● **EXTRACTED MATERIAL**
=====
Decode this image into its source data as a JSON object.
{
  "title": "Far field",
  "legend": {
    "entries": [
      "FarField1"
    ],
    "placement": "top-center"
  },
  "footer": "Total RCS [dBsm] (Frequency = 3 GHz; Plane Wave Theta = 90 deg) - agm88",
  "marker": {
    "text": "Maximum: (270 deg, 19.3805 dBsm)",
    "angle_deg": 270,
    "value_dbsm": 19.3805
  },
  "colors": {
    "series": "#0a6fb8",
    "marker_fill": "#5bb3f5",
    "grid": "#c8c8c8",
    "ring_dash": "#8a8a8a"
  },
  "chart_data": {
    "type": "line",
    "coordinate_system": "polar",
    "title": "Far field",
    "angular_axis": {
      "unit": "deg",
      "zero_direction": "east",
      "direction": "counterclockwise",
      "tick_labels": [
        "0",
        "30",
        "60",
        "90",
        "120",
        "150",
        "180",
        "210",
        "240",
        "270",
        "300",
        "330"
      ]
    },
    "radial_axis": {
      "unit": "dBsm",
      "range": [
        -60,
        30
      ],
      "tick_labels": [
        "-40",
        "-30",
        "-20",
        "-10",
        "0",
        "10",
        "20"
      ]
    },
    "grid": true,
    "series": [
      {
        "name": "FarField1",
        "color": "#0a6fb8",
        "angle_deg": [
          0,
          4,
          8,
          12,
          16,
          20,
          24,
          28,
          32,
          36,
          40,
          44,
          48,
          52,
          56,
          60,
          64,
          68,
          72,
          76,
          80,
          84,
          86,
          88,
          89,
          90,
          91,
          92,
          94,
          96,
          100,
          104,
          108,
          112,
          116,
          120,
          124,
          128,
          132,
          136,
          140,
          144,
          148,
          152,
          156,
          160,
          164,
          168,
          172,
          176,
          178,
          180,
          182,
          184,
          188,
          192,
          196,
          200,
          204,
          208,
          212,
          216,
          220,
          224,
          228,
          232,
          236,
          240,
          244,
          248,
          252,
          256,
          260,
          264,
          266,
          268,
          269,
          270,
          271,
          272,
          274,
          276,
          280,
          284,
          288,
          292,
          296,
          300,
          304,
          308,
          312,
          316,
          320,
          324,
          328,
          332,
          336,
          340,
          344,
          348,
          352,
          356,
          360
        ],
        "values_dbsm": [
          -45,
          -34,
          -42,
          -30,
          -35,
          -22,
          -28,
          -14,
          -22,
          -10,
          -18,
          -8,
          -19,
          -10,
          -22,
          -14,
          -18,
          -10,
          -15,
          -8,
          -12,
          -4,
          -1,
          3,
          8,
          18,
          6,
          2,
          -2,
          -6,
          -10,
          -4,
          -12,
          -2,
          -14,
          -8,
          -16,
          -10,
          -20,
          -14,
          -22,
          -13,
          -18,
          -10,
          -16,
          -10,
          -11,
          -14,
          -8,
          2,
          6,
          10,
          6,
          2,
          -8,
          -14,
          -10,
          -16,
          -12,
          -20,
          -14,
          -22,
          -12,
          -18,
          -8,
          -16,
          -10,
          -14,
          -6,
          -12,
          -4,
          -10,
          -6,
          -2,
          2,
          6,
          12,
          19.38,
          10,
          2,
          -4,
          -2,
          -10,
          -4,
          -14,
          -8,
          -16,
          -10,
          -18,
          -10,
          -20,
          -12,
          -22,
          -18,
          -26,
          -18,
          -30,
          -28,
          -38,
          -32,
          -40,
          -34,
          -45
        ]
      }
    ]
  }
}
=====
● **WHAT YOU SHOULD DO**
Transcribe every entry word for word.

● **WRITTEN REPLY**
Decode this image into its source data as a JSON object.
{
  "title": "Far field",
  "legend": {
    "entries": [
      "FarField1"
    ],
    "placement": "top-center"
  },
  "footer": "Total RCS [dBsm] (Frequency = 3 GHz; Plane Wave Theta = 90 deg) - agm88",
  "marker": {
    "text": "Maximum: (270 deg, 19.3805 dBsm)",
    "angle_deg": 270,
    "value_dbsm": 19.3805
  },
  "colors": {
    "series": "#0a6fb8",
    "marker_fill": "#5bb3f5",
    "grid": "#c8c8c8",
    "ring_dash": "#8a8a8a"
  },
  "chart_data": {
    "type": "line",
    "coordinate_system": "polar",
    "title": "Far field",
    "angular_axis": {
      "unit": "deg",
      "zero_direction": "east",
      "direction": "counterclockwise",
      "tick_labels": [
        "0",
        "30",
        "60",
        "90",
        "120",
        "150",
        "180",
        "210",
        "240",
        "270",
        "300",
        "330"
      ]
    },
    "radial_axis": {
      "unit": "dBsm",
      "range": [
        -60,
        30
      ],
      "tick_labels": [
        "-40",
        "-30",
        "-20",
        "-10",
        "0",
        "10",
        "20"
      ]
    },
    "grid": true,
    "series": [
      {
        "name": "FarField1",
        "color": "#0a6fb8",
        "angle_deg": [
          0,
          4,
          8,
          12,
          16,
          20,
          24,
          28,
          32,
          36,
          40,
          44,
          48,
          52,
          56,
          60,
          64,
          68,
          72,
          76,
          80,
          84,
          86,
          88,
          89,
          90,
          91,
          92,
          94,
          96,
          100,
          104,
          108,
          112,
          116,
          120,
          124,
          128,
          132,
          136,
          140,
          144,
          148,
          152,
          156,
          160,
          164,
          168,
          172,
          176,
          178,
          180,
          182,
          184,
          188,
          192,
          196,
          200,
          204,
          208,
          212,
          216,
          220,
          224,
          228,
          232,
          236,
          240,
          244,
          248,
          252,
          256,
          260,
          264,
          266,
          268,
          269,
          270,
          271,
          272,
          274,
          276,
          280,
          284,
          288,
          292,
          296,
          300,
          304,
          308,
          312,
          316,
          320,
          324,
          328,
          332,
          336,
          340,
          344,
          348,
          352,
          356,
          360
        ],
        "values_dbsm": [
          -45,
          -34,
          -42,
          -30,
          -35,
          -22,
          -28,
          -14,
          -22,
          -10,
          -18,
          -8,
          -19,
          -10,
          -22,
          -14,
          -18,
          -10,
          -15,
          -8,
          -12,
          -4,
          -1,
          3,
          8,
          18,
          6,
          2,
          -2,
          -6,
          -10,
          -4,
          -12,
          -2,
          -14,
          -8,
          -16,
          -10,
          -20,
          -14,
          -22,
          -13,
          -18,
          -10,
          -16,
          -10,
          -11,
          -14,
          -8,
          2,
          6,
          10,
          6,
          2,
          -8,
          -14,
          -10,
          -16,
          -12,
          -20,
          -14,
          -22,
          -12,
          -18,
          -8,
          -16,
          -10,
          -14,
          -6,
          -12,
          -4,
          -10,
          -6,
          -2,
          2,
          6,
          12,
          19.38,
          10,
          2,
          -4,
          -2,
          -10,
          -4,
          -14,
          -8,
          -16,
          -10,
          -18,
          -10,
          -20,
          -12,
          -22,
          -18,
          -26,
          -18,
          -30,
          -28,
          -38,
          -32,
          -40,
          -34,
          -45
        ]
      }
    ]
  }
}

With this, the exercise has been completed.